**Short task:**
The records that follow are to be repeated exactly, with the pictures removed.

** begin Dataset entries **

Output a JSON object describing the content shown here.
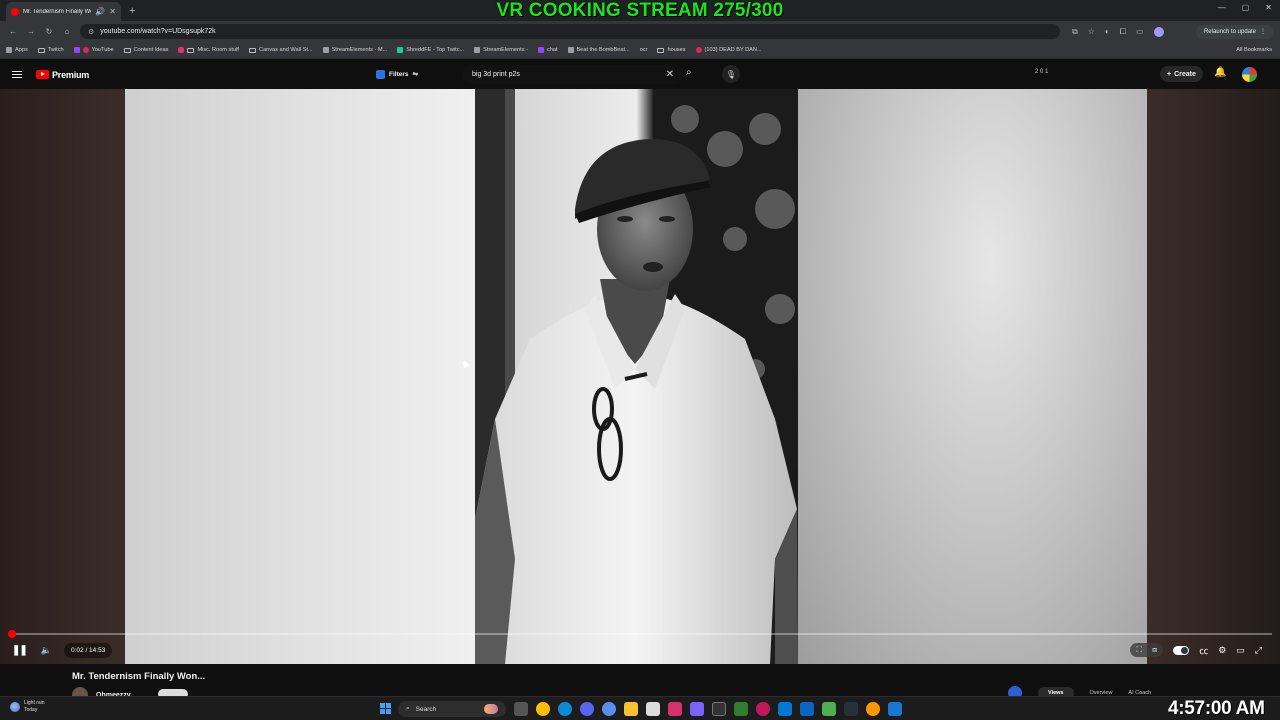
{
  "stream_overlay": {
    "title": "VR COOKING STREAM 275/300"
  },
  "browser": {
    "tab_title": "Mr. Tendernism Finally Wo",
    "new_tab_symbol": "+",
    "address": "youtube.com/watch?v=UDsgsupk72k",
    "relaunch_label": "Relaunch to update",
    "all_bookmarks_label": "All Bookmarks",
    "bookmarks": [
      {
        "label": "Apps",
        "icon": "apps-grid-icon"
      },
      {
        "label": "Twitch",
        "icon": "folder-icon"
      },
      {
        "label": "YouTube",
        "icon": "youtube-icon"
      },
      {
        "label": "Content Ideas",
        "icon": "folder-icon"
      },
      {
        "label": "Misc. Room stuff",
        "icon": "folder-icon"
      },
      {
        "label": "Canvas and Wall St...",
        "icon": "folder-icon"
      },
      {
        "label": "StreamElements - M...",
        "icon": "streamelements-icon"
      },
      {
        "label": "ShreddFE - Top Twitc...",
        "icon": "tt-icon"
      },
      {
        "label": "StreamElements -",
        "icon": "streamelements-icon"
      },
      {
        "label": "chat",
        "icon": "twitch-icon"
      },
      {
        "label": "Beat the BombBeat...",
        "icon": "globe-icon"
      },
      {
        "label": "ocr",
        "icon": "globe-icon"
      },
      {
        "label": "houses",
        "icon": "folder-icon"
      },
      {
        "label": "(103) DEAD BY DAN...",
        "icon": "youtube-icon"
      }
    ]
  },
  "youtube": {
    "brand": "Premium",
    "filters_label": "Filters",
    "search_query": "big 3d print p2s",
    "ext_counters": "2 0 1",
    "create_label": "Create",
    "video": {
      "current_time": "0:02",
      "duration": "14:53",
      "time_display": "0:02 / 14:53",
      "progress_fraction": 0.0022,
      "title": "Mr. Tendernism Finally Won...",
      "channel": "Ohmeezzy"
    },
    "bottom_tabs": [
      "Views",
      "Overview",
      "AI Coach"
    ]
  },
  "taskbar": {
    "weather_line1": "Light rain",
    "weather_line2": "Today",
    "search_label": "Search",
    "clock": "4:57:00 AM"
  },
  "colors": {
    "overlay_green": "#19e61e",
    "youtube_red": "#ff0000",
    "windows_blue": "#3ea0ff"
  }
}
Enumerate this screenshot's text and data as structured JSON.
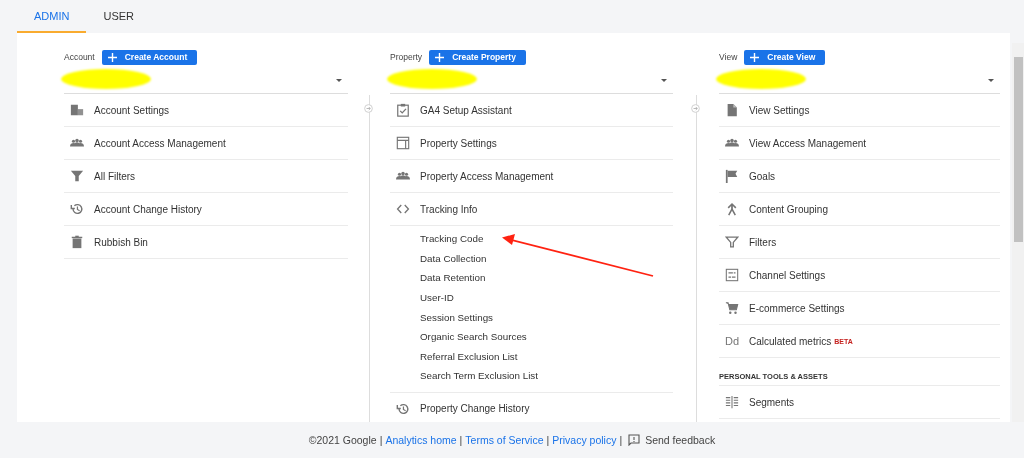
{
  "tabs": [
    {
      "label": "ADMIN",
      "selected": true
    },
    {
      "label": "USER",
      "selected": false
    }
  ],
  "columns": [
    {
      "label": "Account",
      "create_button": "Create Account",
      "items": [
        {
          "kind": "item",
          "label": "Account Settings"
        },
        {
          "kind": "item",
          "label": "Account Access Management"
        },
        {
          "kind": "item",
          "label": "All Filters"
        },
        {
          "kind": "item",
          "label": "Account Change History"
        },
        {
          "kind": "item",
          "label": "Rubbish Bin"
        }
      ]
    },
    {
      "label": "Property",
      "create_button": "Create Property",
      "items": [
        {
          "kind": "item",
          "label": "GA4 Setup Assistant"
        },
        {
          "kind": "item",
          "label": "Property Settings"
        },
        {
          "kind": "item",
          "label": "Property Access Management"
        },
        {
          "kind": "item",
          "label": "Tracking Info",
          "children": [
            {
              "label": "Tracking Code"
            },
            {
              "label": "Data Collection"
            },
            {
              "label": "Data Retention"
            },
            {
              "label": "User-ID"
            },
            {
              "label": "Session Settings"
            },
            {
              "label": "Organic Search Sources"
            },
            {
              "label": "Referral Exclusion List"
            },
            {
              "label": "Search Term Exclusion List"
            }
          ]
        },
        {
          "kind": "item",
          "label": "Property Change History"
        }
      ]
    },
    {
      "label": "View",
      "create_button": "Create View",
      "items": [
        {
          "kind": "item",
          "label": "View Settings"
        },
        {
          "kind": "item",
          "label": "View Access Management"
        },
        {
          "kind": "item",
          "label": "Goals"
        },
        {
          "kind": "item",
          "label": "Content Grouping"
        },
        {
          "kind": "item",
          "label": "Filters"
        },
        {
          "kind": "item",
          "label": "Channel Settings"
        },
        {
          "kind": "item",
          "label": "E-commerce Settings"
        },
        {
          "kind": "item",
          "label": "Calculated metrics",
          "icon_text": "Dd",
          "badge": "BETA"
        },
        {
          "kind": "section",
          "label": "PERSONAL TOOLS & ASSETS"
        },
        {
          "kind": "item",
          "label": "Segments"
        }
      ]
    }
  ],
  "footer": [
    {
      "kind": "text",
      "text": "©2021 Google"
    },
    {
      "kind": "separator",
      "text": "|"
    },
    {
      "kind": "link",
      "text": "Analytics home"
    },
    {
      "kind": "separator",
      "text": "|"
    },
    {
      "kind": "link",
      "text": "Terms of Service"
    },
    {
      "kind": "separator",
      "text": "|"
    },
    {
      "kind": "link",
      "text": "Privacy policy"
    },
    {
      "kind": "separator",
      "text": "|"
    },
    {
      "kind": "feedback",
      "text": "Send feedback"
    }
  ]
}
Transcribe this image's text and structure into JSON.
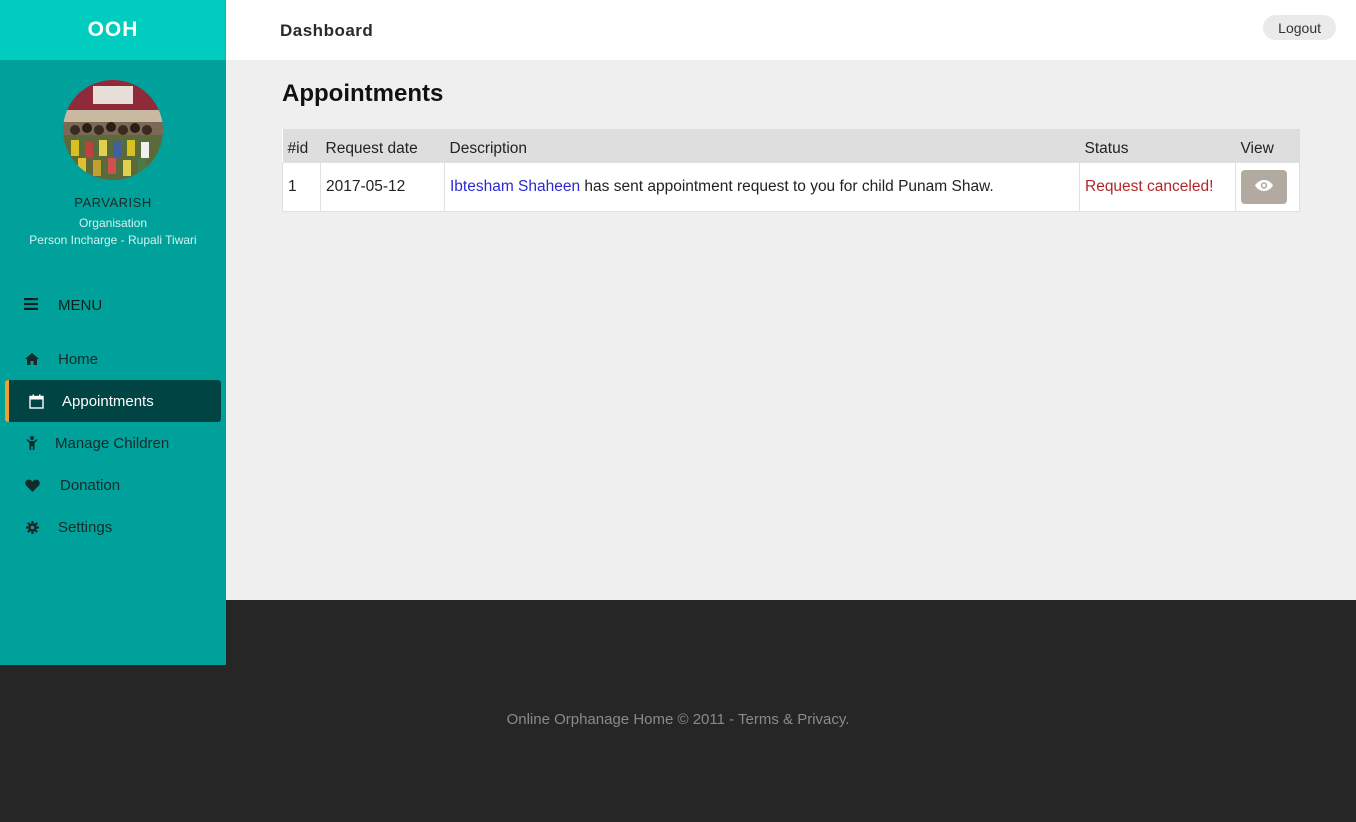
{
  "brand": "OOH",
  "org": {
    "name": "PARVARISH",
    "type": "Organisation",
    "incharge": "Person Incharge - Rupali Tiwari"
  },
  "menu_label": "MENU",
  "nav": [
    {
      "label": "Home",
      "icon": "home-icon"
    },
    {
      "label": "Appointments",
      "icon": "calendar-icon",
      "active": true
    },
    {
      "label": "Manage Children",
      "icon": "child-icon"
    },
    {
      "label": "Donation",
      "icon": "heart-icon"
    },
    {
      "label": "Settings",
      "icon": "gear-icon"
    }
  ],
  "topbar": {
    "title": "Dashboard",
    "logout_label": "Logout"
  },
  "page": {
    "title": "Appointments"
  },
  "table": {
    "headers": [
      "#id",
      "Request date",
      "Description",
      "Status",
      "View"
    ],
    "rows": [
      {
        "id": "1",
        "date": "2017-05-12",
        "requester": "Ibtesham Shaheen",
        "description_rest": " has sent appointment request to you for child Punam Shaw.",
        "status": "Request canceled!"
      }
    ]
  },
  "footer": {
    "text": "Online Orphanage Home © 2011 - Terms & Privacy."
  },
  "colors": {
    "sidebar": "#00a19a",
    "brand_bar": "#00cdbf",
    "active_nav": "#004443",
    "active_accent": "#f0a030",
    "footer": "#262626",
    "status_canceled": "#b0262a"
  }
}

** end Dataset entries **

**Written answer:**
Output a JSON object describing the content shown here.
{
  "stream_overlay": {
    "title": "VR COOKING STREAM 275/300"
  },
  "browser": {
    "tab_title": "Mr. Tendernism Finally Wo",
    "new_tab_symbol": "+",
    "address": "youtube.com/watch?v=UDsgsupk72k",
    "relaunch_label": "Relaunch to update",
    "all_bookmarks_label": "All Bookmarks",
    "bookmarks": [
      {
        "label": "Apps",
        "icon": "apps-grid-icon"
      },
      {
        "label": "Twitch",
        "icon": "folder-icon"
      },
      {
        "label": "YouTube",
        "icon": "youtube-icon"
      },
      {
        "label": "Content Ideas",
        "icon": "folder-icon"
      },
      {
        "label": "Misc. Room stuff",
        "icon": "folder-icon"
      },
      {
        "label": "Canvas and Wall St...",
        "icon": "folder-icon"
      },
      {
        "label": "StreamElements - M...",
        "icon": "streamelements-icon"
      },
      {
        "label": "ShreddFE - Top Twitc...",
        "icon": "tt-icon"
      },
      {
        "label": "StreamElements -",
        "icon": "streamelements-icon"
      },
      {
        "label": "chat",
        "icon": "twitch-icon"
      },
      {
        "label": "Beat the BombBeat...",
        "icon": "globe-icon"
      },
      {
        "label": "ocr",
        "icon": "globe-icon"
      },
      {
        "label": "houses",
        "icon": "folder-icon"
      },
      {
        "label": "(103) DEAD BY DAN...",
        "icon": "youtube-icon"
      }
    ]
  },
  "youtube": {
    "brand": "Premium",
    "filters_label": "Filters",
    "search_query": "big 3d print p2s",
    "ext_counters": "2 0 1",
    "create_label": "Create",
    "video": {
      "current_time": "0:02",
      "duration": "14:53",
      "time_display": "0:02 / 14:53",
      "progress_fraction": 0.0022,
      "title": "Mr. Tendernism Finally Won...",
      "channel": "Ohmeezzy"
    },
    "bottom_tabs": [
      "Views",
      "Overview",
      "AI Coach"
    ]
  },
  "taskbar": {
    "weather_line1": "Light rain",
    "weather_line2": "Today",
    "search_label": "Search",
    "clock": "4:57:00 AM"
  },
  "colors": {
    "overlay_green": "#19e61e",
    "youtube_red": "#ff0000",
    "windows_blue": "#3ea0ff"
  }
}
Enumerate this screenshot's text and data as structured JSON.
{
  "tabs": [
    {
      "label": "ADMIN",
      "selected": true
    },
    {
      "label": "USER",
      "selected": false
    }
  ],
  "columns": [
    {
      "label": "Account",
      "create_button": "Create Account",
      "items": [
        {
          "kind": "item",
          "label": "Account Settings"
        },
        {
          "kind": "item",
          "label": "Account Access Management"
        },
        {
          "kind": "item",
          "label": "All Filters"
        },
        {
          "kind": "item",
          "label": "Account Change History"
        },
        {
          "kind": "item",
          "label": "Rubbish Bin"
        }
      ]
    },
    {
      "label": "Property",
      "create_button": "Create Property",
      "items": [
        {
          "kind": "item",
          "label": "GA4 Setup Assistant"
        },
        {
          "kind": "item",
          "label": "Property Settings"
        },
        {
          "kind": "item",
          "label": "Property Access Management"
        },
        {
          "kind": "item",
          "label": "Tracking Info",
          "children": [
            {
              "label": "Tracking Code"
            },
            {
              "label": "Data Collection"
            },
            {
              "label": "Data Retention"
            },
            {
              "label": "User-ID"
            },
            {
              "label": "Session Settings"
            },
            {
              "label": "Organic Search Sources"
            },
            {
              "label": "Referral Exclusion List"
            },
            {
              "label": "Search Term Exclusion List"
            }
          ]
        },
        {
          "kind": "item",
          "label": "Property Change History"
        }
      ]
    },
    {
      "label": "View",
      "create_button": "Create View",
      "items": [
        {
          "kind": "item",
          "label": "View Settings"
        },
        {
          "kind": "item",
          "label": "View Access Management"
        },
        {
          "kind": "item",
          "label": "Goals"
        },
        {
          "kind": "item",
          "label": "Content Grouping"
        },
        {
          "kind": "item",
          "label": "Filters"
        },
        {
          "kind": "item",
          "label": "Channel Settings"
        },
        {
          "kind": "item",
          "label": "E-commerce Settings"
        },
        {
          "kind": "item",
          "label": "Calculated metrics",
          "icon_text": "Dd",
          "badge": "BETA"
        },
        {
          "kind": "section",
          "label": "PERSONAL TOOLS & ASSETS"
        },
        {
          "kind": "item",
          "label": "Segments"
        }
      ]
    }
  ],
  "footer": [
    {
      "kind": "text",
      "text": "©2021 Google"
    },
    {
      "kind": "separator",
      "text": "|"
    },
    {
      "kind": "link",
      "text": "Analytics home"
    },
    {
      "kind": "separator",
      "text": "|"
    },
    {
      "kind": "link",
      "text": "Terms of Service"
    },
    {
      "kind": "separator",
      "text": "|"
    },
    {
      "kind": "link",
      "text": "Privacy policy"
    },
    {
      "kind": "separator",
      "text": "|"
    },
    {
      "kind": "feedback",
      "text": "Send feedback"
    }
  ]
}
Transcribe this image's text and structure into JSON.
{
  "brand": "OOH",
  "org": {
    "name": "PARVARISH",
    "type": "Organisation",
    "incharge": "Person Incharge - Rupali Tiwari"
  },
  "menu_label": "MENU",
  "nav": [
    {
      "label": "Home",
      "icon": "home-icon"
    },
    {
      "label": "Appointments",
      "icon": "calendar-icon",
      "active": true
    },
    {
      "label": "Manage Children",
      "icon": "child-icon"
    },
    {
      "label": "Donation",
      "icon": "heart-icon"
    },
    {
      "label": "Settings",
      "icon": "gear-icon"
    }
  ],
  "topbar": {
    "title": "Dashboard",
    "logout_label": "Logout"
  },
  "page": {
    "title": "Appointments"
  },
  "table": {
    "headers": [
      "#id",
      "Request date",
      "Description",
      "Status",
      "View"
    ],
    "rows": [
      {
        "id": "1",
        "date": "2017-05-12",
        "requester": "Ibtesham Shaheen",
        "description_rest": " has sent appointment request to you for child Punam Shaw.",
        "status": "Request canceled!"
      }
    ]
  },
  "footer": {
    "text": "Online Orphanage Home © 2011 - Terms & Privacy."
  },
  "colors": {
    "sidebar": "#00a19a",
    "brand_bar": "#00cdbf",
    "active_nav": "#004443",
    "active_accent": "#f0a030",
    "footer": "#262626",
    "status_canceled": "#b0262a"
  }
}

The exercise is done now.